EXTRACTED ENTRIES →
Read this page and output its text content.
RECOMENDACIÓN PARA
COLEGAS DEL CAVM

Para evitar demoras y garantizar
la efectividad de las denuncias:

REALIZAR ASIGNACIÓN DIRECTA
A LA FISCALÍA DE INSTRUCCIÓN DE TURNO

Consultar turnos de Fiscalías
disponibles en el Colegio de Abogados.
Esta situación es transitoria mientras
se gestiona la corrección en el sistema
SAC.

TASK REQUIREMENTS → Each entry above is to be quoted exactly.

FULL SOLUTION →
Read this page and output its text content.
RECOMENDACIÓN PARA
COLEGAS DEL CAVM

Para evitar demoras y garantizar
la efectividad de las denuncias:

REALIZAR ASIGNACIÓN DIRECTA
A LA FISCALÍA DE INSTRUCCIÓN DE TURNO

Consultar turnos de Fiscalías
disponibles en el Colegio de Abogados.
Esta situación es transitoria mientras
se gestiona la corrección en el sistema
SAC.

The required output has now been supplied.